::: DATA SECTION :::

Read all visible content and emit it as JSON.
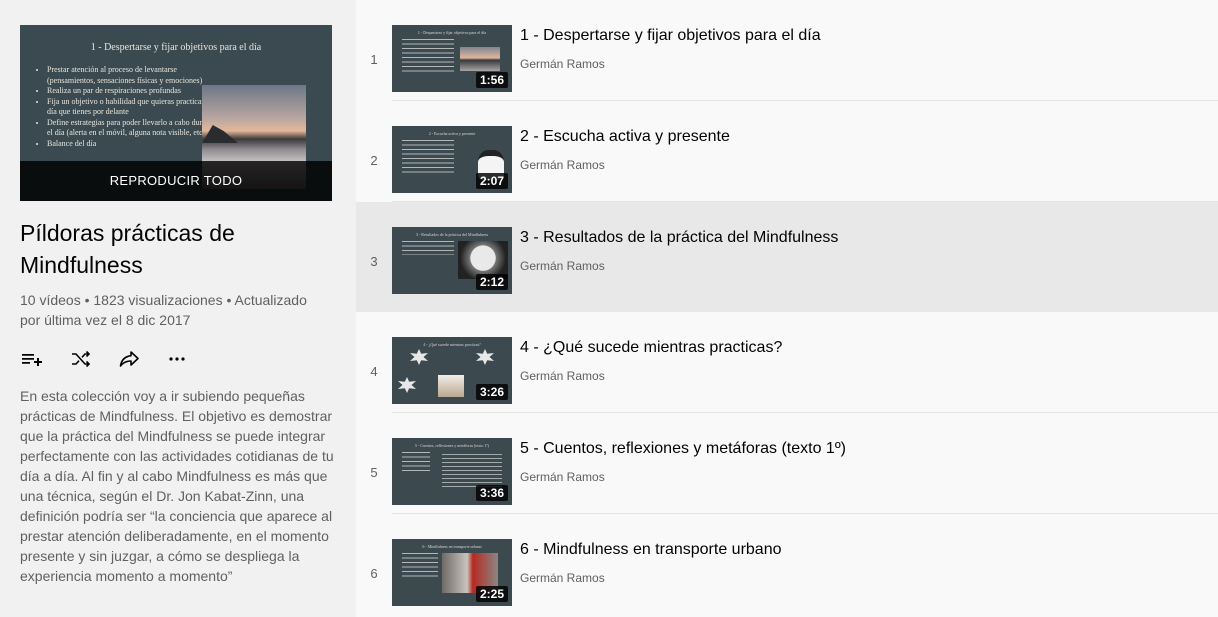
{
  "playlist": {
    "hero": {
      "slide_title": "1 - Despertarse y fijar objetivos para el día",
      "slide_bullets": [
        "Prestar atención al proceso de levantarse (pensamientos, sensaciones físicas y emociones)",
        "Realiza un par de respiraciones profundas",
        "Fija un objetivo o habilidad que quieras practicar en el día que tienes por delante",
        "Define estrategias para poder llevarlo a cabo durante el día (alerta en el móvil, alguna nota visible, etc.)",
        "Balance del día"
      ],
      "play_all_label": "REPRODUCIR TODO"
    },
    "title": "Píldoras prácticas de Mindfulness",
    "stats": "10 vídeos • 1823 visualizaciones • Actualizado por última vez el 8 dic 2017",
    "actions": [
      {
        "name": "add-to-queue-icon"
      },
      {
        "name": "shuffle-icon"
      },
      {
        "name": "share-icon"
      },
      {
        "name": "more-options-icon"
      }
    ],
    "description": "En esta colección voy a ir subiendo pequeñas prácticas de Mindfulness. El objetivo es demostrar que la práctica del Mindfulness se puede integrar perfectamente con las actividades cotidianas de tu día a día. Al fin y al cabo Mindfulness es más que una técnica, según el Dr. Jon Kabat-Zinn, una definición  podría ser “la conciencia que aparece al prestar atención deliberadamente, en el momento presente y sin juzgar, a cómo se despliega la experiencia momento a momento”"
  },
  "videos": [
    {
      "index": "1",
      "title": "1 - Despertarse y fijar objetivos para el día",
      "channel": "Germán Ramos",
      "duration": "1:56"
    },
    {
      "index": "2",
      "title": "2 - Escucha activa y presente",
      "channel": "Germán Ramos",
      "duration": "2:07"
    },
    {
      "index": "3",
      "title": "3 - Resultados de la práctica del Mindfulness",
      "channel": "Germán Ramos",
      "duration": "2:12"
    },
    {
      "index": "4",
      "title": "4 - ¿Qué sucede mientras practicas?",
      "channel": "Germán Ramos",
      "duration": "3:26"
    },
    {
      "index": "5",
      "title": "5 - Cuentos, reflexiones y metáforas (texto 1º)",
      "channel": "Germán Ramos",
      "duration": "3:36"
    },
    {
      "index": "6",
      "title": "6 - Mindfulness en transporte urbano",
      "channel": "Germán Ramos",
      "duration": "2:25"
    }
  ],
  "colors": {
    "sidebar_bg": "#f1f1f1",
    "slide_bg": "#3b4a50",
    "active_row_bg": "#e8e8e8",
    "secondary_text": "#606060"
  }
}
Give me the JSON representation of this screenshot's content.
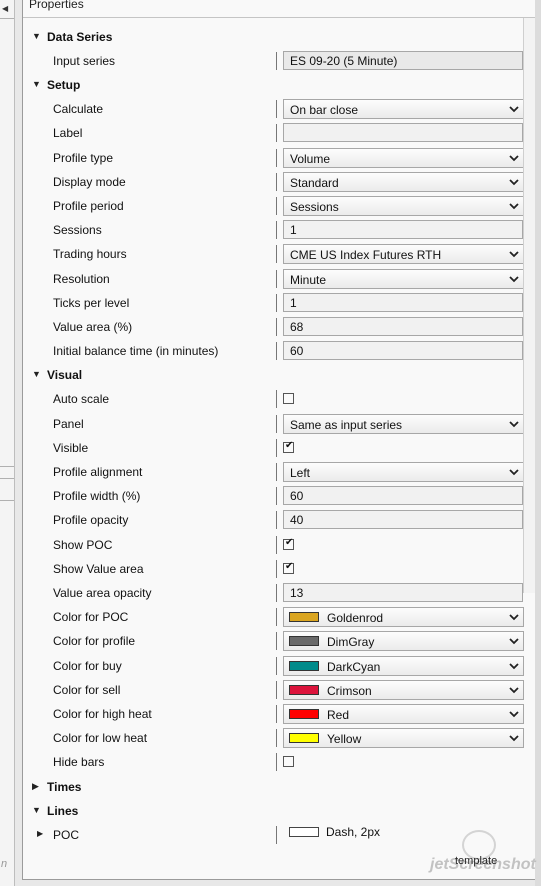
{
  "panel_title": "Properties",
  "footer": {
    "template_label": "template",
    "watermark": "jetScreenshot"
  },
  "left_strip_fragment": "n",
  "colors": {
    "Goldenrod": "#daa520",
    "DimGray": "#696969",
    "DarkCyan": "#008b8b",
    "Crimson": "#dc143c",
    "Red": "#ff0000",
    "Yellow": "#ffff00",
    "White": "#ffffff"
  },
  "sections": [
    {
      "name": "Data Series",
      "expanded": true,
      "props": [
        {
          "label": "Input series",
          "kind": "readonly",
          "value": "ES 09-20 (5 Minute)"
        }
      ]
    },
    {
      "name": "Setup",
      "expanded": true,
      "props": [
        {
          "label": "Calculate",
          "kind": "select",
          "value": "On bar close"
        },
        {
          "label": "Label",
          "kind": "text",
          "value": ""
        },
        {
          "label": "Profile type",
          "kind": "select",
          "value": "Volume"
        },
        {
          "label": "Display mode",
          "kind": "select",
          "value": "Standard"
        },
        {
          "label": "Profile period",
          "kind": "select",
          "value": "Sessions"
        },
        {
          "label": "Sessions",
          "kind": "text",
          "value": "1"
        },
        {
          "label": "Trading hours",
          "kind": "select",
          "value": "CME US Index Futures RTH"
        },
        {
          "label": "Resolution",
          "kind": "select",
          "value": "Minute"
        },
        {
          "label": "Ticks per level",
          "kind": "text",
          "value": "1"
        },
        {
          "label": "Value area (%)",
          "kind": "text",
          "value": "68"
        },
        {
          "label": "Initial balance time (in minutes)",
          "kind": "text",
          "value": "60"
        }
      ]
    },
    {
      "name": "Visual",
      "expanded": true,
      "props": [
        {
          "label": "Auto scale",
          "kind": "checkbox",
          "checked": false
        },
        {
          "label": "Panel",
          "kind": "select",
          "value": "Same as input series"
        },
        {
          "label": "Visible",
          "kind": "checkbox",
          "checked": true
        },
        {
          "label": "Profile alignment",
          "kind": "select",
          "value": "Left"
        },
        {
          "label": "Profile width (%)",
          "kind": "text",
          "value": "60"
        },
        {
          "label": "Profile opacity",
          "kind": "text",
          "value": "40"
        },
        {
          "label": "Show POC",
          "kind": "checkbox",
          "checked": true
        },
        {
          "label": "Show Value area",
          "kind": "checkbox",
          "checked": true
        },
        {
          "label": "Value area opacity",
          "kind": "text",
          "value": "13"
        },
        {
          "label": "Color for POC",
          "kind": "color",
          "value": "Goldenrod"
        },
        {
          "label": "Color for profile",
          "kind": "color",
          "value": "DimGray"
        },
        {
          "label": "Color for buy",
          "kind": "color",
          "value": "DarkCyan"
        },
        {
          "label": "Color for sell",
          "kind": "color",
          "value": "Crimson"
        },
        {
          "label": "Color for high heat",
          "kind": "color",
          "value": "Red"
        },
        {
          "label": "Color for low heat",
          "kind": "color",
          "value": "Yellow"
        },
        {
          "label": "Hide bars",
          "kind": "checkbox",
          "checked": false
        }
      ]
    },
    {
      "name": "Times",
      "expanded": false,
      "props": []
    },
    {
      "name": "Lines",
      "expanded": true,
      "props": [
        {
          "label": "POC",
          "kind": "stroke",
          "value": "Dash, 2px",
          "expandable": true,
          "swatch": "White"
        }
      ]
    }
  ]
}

:::
::: DATA SECTION :::

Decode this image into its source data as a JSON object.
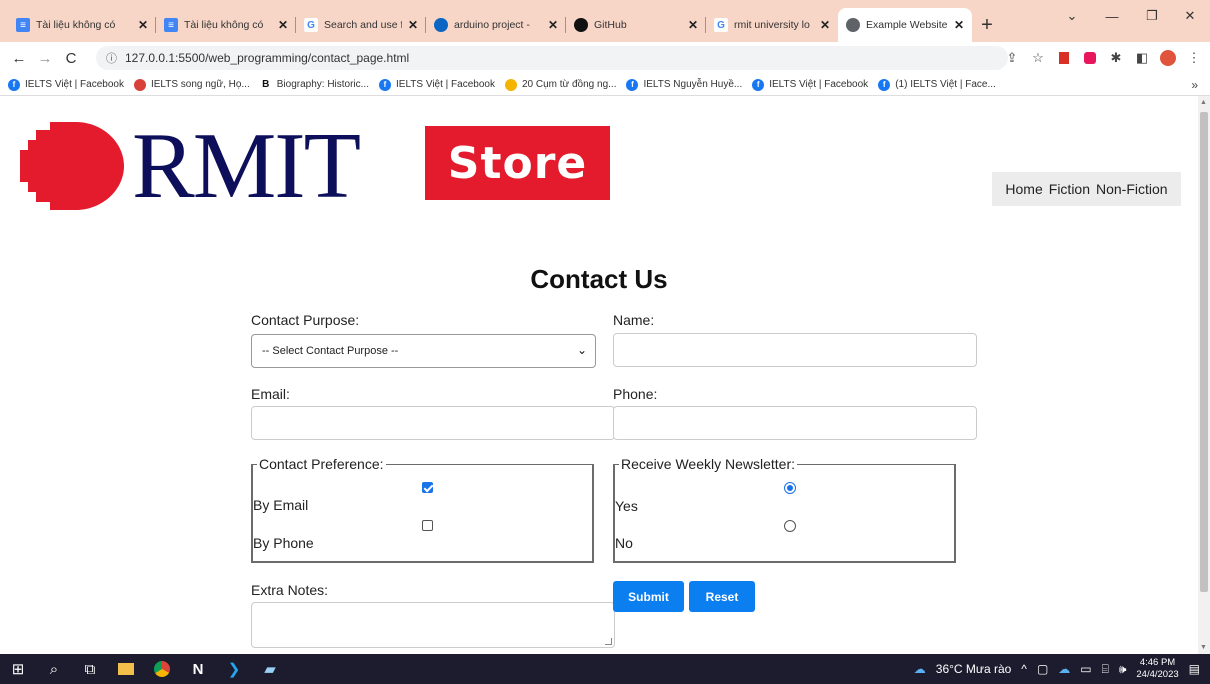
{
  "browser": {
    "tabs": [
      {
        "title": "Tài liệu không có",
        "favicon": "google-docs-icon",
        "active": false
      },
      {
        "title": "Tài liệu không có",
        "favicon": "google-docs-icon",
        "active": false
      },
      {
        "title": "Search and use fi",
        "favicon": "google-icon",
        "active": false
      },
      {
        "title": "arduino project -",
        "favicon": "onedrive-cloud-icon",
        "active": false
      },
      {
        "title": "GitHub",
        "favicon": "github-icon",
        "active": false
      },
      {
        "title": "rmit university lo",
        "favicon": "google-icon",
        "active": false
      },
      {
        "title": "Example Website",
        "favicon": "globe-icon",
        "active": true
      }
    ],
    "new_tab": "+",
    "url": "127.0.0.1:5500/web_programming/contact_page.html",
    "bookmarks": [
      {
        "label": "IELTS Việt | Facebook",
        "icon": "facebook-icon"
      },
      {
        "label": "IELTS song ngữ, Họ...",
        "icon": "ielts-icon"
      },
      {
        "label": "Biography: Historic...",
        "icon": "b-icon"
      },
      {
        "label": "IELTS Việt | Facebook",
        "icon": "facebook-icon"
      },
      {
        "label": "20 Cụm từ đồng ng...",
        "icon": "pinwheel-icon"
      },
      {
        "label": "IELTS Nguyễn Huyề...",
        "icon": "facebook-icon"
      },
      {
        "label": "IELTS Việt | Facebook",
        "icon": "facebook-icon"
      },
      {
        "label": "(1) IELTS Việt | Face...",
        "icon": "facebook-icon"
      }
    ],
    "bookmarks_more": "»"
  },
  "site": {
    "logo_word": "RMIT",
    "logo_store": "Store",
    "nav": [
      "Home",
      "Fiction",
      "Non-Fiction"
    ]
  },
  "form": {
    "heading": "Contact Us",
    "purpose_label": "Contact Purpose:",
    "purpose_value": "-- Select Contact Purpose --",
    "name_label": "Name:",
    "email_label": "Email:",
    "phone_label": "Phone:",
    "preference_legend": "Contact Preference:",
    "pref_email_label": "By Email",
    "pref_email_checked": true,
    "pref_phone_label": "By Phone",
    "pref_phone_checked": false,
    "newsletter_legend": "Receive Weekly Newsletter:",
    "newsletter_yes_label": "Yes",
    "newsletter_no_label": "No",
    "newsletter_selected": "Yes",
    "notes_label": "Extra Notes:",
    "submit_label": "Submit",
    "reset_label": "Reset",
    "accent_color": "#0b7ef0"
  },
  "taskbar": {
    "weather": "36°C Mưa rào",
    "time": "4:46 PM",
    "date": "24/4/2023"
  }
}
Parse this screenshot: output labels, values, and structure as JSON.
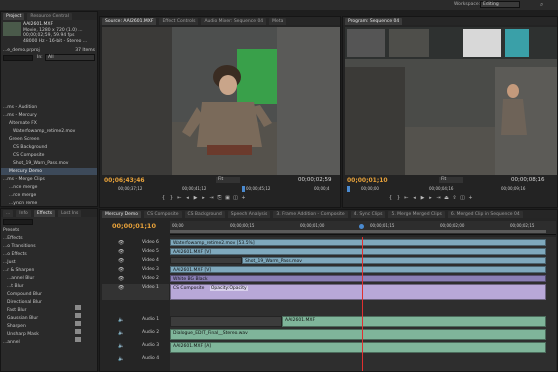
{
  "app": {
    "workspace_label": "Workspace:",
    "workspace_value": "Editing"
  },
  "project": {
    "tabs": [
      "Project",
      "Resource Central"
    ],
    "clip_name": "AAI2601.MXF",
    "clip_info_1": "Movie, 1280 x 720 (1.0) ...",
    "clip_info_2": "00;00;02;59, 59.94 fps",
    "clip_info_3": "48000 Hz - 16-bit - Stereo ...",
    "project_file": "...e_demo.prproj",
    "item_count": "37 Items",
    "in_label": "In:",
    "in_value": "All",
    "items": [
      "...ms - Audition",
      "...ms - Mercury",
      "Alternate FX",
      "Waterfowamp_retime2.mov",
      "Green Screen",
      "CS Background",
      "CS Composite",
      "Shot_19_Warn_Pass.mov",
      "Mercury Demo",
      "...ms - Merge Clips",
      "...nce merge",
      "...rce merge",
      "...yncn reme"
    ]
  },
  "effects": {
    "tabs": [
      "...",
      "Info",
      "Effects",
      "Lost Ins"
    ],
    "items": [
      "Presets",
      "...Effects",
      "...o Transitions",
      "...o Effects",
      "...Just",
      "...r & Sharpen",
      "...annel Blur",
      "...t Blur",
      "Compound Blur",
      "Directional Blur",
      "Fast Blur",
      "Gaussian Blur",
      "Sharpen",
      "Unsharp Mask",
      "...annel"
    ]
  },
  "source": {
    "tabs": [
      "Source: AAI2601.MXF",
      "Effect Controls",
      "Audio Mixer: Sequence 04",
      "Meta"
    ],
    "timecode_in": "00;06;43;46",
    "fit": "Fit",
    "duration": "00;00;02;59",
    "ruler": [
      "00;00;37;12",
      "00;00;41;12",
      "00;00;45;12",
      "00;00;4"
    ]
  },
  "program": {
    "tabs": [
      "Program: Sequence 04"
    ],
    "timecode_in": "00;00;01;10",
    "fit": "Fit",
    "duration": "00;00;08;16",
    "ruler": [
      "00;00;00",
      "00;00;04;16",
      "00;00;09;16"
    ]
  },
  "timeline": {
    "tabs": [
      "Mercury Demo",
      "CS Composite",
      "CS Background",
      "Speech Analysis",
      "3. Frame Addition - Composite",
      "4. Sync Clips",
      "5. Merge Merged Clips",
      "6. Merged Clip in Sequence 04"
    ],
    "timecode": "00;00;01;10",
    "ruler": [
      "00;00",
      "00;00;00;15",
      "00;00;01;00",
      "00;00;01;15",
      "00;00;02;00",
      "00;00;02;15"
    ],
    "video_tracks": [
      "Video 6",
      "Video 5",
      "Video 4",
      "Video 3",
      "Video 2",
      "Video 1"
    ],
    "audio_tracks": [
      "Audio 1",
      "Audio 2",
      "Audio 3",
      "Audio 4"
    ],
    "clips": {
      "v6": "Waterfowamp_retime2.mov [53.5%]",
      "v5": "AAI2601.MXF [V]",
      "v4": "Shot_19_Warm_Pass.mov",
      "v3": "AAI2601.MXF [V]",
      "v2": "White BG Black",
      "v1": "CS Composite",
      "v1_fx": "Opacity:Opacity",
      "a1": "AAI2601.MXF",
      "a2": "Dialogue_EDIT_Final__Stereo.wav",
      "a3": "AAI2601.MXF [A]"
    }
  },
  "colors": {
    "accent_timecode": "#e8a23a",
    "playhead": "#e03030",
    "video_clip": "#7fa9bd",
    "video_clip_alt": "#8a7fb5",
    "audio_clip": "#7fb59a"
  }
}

:::

■ GOAL OF THE EXERCISE
Identify each line holding the string "para", and copy it out.

■ RIGHT ANSWER
      "slide_title": "1 - Despertarse y fijar objetivos para el día",
        "Define estrategias para poder llevarlo a cabo durante el día (alerta en el móvil, alguna nota visible, etc.)",
      "title": "1 - Despertarse y fijar objetivos para el día",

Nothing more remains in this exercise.